● Extract provided:
——————

DoGroupFunctionPrediction := true;
# Fraction of group members that need to be assigned with a certain
# GO annotation in order to transfer it. The lower the value is the
# more liberally functions are propagated.
GroupFunctionCutoff := 0.5;
# Specify how to limit function propagation on clades. Parameter can be
# one of (i) default (ii) none or (iii) <file-path>.
# default infers species tree and limits propagation at predefined clade
# levels. 'none' disables the limits entirely and the last option allows to
# point to a tsv file with the following format: <SPECIES NAME>\t<CLADE>,
# that provides a mapping from genome name to a clade. Only annotations that
# are supported within the same clade are transferred to a genome.
CladeDefinition := 'default';
###############################################################################
# ESPRIT -- Detection of split genes
###############################################################################
# Use Esprit?
# You can either set this to 'true', which will enable esprit and shut down the
# parts of OMA that are not directly needed for esprit, or set it to 'false' to
# make no use of esprit at all.
UseEsprit := false;
# NOTE: Genomes in which split genes are to be found should be called
# "{unique name}.contig.fa". All other genomes are considered
# reference genomes.
# ESPRIT PARAMETERS
# Confidence level variable for contigs (this is the parameter "tol"
# described in the paper)
DistConfLevel := 2;
# Min proportion of genomes with which contigs form many:1 BestMatches to
# consider that we might be dealing with fragments of the same gene (this is
# the parameter "MinRefGenomes" described in the paper, normalized by the
# total number of reference genomes)
MinProbContig := 0.4;
# Maximum overlap between fragmnents of same gene from different contigs
MaxContigOverlap := 5;
# Any sequence which is less than MinSeqLen amino acids long in contigs is not
# considered.
MinSeqLenContig := 20;
# Minimum score for BestMatch in scaffold recognition
MinBestScore := 250;

——————

● Brief 1:
In the configuration excerpt, what does setting CladeDefinition to 'none' do?
● Brief 2:
Reproduce the part of the configuration excerpt between "GroupFunctionCutoff := 0.5;" and "to a genome.", inclusive.

Data excerpts
——————

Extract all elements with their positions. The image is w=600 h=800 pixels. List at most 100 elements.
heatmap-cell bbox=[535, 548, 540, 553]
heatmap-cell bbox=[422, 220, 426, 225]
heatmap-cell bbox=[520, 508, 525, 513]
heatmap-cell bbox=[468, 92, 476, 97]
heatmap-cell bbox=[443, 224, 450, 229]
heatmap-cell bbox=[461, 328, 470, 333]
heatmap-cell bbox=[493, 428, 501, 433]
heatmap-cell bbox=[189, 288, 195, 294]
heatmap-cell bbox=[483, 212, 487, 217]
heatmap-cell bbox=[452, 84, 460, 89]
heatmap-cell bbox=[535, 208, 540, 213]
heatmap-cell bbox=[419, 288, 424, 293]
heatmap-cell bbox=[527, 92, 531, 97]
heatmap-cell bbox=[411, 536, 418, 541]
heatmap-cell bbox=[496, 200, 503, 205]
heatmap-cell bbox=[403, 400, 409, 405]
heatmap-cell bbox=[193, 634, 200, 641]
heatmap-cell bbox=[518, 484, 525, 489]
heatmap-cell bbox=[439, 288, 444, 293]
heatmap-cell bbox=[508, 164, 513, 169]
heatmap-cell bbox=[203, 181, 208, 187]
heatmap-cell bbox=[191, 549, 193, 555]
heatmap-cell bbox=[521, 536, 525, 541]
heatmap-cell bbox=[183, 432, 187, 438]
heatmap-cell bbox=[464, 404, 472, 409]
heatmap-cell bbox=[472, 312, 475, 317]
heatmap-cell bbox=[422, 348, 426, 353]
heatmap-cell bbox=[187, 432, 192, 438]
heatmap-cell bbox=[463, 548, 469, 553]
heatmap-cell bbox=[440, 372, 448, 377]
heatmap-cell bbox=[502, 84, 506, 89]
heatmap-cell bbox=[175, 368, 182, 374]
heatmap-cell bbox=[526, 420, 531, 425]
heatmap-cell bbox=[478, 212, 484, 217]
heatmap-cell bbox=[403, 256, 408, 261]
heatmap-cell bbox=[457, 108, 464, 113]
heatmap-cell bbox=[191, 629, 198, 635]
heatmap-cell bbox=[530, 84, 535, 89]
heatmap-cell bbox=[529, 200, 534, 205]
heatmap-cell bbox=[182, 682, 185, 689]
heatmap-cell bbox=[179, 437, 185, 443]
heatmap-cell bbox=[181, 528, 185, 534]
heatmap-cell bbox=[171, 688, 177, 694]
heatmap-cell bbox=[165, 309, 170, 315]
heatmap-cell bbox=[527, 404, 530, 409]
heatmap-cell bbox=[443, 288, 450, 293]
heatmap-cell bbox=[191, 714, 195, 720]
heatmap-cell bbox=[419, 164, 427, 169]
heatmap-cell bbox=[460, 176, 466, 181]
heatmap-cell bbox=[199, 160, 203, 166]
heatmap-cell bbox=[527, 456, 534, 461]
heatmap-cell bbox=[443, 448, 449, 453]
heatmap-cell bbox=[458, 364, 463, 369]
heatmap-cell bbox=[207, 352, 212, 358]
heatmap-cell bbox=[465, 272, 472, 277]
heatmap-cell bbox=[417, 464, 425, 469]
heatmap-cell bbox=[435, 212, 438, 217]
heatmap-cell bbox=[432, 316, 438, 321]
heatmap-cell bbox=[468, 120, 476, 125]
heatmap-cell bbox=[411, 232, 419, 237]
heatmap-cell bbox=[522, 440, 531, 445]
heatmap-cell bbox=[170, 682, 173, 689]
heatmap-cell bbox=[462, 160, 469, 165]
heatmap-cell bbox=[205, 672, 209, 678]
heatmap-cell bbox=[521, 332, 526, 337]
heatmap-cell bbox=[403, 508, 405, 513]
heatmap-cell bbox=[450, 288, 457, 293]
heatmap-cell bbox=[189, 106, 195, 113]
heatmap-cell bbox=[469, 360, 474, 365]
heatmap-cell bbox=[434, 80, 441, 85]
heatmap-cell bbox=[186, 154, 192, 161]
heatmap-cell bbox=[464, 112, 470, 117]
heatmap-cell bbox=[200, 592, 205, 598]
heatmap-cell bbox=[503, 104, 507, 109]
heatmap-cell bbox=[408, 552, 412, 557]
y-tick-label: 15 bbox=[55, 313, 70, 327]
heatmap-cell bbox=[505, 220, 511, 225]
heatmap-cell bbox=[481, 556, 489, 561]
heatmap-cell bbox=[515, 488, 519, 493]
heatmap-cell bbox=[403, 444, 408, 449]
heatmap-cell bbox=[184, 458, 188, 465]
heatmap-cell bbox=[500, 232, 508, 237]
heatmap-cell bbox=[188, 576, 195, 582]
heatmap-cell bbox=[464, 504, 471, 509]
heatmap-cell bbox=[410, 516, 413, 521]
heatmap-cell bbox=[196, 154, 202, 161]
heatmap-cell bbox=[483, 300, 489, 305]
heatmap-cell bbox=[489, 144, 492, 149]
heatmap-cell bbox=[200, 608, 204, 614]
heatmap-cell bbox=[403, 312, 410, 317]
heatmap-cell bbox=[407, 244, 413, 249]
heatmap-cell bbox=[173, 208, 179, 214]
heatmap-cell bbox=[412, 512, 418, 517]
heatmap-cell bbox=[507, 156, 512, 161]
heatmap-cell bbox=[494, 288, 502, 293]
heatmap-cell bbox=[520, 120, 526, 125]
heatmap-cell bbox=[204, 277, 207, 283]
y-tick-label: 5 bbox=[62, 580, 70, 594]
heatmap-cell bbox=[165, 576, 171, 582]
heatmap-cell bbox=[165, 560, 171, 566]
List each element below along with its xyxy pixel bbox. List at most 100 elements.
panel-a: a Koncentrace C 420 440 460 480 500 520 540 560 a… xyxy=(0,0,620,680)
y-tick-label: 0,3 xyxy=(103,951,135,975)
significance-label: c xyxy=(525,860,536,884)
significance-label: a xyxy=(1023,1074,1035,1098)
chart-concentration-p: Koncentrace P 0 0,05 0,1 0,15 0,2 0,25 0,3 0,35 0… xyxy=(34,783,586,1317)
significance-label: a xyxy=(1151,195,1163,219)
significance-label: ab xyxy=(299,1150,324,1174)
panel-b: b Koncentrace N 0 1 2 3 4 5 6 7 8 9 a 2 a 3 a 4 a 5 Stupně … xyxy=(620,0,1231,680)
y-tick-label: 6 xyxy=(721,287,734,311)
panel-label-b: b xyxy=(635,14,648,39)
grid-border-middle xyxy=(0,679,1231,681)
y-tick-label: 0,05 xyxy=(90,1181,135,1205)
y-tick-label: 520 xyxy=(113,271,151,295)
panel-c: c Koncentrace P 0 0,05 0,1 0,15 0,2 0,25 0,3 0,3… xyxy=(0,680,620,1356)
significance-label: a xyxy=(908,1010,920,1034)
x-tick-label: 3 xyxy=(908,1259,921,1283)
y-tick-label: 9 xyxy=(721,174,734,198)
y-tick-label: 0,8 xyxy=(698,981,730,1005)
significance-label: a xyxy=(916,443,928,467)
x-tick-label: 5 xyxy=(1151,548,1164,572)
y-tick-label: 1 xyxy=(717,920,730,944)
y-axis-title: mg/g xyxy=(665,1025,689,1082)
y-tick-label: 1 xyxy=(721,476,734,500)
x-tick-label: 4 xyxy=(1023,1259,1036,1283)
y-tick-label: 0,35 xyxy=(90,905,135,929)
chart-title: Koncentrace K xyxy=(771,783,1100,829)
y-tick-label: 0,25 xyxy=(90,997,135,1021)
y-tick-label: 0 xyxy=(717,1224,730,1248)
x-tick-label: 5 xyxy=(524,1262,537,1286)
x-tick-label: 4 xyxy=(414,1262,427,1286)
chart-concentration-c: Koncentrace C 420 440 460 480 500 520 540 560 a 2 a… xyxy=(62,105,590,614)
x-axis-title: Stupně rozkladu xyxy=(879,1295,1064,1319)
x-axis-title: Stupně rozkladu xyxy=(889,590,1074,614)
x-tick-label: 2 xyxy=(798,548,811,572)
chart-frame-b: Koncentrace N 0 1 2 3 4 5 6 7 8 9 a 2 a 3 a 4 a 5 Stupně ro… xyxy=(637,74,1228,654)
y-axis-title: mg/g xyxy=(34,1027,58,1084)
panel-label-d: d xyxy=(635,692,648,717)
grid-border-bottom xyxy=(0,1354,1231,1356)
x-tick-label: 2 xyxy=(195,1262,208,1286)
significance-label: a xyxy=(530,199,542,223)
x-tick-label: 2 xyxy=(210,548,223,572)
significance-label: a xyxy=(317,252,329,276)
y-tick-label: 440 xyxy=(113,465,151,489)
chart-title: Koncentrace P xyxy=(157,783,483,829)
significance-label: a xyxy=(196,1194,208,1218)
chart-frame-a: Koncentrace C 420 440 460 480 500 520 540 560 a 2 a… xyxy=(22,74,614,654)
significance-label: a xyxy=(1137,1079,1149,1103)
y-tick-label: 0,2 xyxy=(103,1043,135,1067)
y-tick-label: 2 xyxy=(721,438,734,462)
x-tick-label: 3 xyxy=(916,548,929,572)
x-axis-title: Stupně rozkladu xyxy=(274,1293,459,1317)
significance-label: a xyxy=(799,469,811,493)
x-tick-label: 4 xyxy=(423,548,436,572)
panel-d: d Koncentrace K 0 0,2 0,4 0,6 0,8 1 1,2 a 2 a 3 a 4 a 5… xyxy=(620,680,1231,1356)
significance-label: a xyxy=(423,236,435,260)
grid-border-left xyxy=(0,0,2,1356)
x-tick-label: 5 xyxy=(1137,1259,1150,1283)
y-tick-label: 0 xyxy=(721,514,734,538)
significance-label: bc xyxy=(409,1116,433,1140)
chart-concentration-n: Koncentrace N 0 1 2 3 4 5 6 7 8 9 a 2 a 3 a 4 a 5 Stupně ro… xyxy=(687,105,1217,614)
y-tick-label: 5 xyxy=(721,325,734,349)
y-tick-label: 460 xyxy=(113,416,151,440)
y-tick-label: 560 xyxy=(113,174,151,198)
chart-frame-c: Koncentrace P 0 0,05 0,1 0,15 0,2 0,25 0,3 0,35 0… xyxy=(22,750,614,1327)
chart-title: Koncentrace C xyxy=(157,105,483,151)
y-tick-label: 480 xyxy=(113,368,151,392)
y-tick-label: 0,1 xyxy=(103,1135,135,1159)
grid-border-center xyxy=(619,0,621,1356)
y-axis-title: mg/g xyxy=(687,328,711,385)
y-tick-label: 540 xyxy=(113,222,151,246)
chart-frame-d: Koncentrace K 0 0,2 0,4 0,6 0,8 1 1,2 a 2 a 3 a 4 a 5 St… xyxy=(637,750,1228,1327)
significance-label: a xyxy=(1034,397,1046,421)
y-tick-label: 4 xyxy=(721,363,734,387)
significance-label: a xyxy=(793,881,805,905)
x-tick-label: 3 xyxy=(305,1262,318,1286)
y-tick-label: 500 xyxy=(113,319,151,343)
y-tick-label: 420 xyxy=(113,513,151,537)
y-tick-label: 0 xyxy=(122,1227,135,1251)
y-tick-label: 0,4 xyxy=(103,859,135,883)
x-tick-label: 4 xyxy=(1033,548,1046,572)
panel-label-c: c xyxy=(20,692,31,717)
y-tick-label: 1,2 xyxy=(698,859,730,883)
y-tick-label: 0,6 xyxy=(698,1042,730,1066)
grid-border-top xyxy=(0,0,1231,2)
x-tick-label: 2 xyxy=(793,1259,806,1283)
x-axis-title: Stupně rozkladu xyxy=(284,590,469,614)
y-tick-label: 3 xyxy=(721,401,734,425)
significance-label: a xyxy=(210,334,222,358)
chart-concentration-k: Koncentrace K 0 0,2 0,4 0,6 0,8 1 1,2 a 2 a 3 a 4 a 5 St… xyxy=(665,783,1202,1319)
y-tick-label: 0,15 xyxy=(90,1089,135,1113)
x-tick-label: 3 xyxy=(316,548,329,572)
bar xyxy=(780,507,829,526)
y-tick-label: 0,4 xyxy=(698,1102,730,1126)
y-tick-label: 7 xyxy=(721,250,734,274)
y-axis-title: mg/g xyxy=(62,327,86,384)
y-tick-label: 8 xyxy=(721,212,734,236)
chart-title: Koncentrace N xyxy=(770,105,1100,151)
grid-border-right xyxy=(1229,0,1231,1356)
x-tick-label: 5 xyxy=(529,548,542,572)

——————

● Exercise output 1:
It disables the limits on function propagation entirely.

● Exercise output 2:
GroupFunctionCutoff := 0.5;
# Specify how to limit function propagation on clades. Parameter can be
# one of (i) default (ii) none or (iii) <file-path>.
# default infers species tree and limits propagation at predefined clade
# levels. 'none' disables the limits entirely and the last option allows to
# point to a tsv file with the following format: <SPECIES NAME>\t<CLADE>,
# that provides a mapping from genome name to a clade. Only annotations that
# are supported within the same clade are transferred to a genome.